[Figure collection entries]

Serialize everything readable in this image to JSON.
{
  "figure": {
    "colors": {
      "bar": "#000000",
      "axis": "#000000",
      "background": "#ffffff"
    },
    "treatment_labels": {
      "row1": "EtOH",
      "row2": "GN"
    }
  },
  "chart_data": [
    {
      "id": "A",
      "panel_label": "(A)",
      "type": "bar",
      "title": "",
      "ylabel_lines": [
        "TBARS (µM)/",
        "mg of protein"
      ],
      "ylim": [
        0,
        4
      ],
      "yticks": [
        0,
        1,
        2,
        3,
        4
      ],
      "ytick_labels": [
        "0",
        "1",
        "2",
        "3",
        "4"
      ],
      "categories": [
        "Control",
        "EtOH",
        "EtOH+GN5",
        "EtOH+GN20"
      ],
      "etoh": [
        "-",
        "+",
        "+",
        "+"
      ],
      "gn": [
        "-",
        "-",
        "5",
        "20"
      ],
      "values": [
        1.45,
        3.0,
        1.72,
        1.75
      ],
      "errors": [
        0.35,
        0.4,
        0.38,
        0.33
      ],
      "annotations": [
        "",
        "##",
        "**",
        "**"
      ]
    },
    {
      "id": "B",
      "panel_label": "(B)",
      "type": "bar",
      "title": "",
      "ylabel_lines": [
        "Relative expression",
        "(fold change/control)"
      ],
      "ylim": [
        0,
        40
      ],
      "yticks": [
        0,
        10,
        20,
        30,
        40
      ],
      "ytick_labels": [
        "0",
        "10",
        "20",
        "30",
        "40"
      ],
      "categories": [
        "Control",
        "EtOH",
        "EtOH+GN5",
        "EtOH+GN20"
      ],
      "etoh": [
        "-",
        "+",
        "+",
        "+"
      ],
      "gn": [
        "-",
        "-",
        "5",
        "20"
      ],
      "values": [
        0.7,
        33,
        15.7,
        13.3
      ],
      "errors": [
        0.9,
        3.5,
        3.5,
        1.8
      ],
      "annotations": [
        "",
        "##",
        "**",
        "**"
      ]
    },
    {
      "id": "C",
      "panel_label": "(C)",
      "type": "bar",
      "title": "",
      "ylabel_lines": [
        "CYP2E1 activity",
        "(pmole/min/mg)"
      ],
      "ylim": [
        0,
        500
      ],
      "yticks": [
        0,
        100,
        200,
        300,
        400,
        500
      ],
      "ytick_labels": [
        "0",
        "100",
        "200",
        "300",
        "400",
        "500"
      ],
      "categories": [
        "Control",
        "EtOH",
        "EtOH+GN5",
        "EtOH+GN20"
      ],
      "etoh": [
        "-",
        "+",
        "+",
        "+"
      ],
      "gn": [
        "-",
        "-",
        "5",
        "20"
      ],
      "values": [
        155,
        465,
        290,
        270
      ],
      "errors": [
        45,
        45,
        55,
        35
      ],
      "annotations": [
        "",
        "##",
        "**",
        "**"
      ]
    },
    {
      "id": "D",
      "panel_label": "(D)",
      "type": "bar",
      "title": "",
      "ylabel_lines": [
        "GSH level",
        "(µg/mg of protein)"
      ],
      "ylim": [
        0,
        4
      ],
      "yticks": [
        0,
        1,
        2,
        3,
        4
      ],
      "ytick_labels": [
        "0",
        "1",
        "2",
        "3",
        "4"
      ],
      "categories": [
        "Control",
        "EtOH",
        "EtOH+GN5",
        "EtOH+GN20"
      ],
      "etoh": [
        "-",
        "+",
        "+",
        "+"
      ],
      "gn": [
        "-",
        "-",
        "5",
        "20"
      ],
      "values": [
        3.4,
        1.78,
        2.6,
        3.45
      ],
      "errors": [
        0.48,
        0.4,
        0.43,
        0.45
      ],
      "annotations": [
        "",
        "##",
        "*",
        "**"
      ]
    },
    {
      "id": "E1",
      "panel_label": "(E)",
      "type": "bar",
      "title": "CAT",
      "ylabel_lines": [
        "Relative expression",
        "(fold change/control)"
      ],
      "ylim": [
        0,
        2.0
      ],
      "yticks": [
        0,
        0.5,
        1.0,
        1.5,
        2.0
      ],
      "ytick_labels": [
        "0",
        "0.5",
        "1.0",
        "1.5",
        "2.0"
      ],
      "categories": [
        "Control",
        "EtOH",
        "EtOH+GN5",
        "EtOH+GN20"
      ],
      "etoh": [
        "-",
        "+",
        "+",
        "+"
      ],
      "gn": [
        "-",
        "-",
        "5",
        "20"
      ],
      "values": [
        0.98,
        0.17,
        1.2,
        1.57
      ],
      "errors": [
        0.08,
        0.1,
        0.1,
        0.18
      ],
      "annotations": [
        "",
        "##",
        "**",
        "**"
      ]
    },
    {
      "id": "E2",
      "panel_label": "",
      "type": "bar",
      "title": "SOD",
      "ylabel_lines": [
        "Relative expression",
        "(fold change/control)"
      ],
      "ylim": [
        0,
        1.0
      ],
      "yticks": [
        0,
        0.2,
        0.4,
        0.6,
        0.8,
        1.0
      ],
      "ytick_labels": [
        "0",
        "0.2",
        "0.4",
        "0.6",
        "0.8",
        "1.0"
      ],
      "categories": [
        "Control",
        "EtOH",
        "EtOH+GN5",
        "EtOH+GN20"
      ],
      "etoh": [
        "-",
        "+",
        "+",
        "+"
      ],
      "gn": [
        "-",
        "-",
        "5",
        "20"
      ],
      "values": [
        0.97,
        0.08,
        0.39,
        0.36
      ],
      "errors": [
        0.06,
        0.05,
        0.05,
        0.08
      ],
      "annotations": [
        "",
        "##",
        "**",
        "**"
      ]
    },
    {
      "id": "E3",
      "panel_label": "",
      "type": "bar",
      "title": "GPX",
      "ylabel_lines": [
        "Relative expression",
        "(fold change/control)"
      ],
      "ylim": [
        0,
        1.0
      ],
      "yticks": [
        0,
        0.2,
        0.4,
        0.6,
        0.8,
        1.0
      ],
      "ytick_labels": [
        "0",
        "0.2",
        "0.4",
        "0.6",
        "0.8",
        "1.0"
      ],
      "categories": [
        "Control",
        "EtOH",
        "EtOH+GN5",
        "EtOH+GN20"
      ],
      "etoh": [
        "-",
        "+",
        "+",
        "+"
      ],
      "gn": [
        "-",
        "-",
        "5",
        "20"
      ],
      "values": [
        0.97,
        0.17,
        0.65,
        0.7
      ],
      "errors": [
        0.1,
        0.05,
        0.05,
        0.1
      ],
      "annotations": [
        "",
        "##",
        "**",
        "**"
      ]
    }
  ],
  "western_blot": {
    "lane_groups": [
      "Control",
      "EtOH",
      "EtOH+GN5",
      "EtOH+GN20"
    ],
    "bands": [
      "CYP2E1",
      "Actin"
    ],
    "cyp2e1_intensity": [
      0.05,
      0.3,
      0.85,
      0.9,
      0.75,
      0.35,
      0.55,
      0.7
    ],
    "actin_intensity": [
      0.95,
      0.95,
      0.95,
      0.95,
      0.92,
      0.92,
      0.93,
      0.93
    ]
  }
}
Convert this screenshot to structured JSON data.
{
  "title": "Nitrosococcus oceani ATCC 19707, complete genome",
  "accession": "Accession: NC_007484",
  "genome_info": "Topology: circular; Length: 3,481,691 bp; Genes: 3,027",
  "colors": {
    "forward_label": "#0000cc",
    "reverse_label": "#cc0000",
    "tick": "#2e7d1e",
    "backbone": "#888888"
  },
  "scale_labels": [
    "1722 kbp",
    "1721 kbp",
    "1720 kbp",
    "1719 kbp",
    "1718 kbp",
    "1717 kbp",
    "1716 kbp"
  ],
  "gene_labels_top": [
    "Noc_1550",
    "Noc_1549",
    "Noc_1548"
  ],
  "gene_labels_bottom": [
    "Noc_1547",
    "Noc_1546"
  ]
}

■ What the task asks: Repeat, word for word, every line from the line that contains "Convert this screenshot" to the end of the entries; include both of those lines and no others.

■ Result of the task:
Convert this screenshot to structured JSON data.
{
  "title": "Nitrosococcus oceani ATCC 19707, complete genome",
  "accession": "Accession: NC_007484",
  "genome_info": "Topology: circular; Length: 3,481,691 bp; Genes: 3,027",
  "colors": {
    "forward_label": "#0000cc",
    "reverse_label": "#cc0000",
    "tick": "#2e7d1e",
    "backbone": "#888888"
  },
  "scale_labels": [
    "1722 kbp",
    "1721 kbp",
    "1720 kbp",
    "1719 kbp",
    "1718 kbp",
    "1717 kbp",
    "1716 kbp"
  ],
  "gene_labels_top": [
    "Noc_1550",
    "Noc_1549",
    "Noc_1548"
  ],
  "gene_labels_bottom": [
    "Noc_1547",
    "Noc_1546"
  ]
}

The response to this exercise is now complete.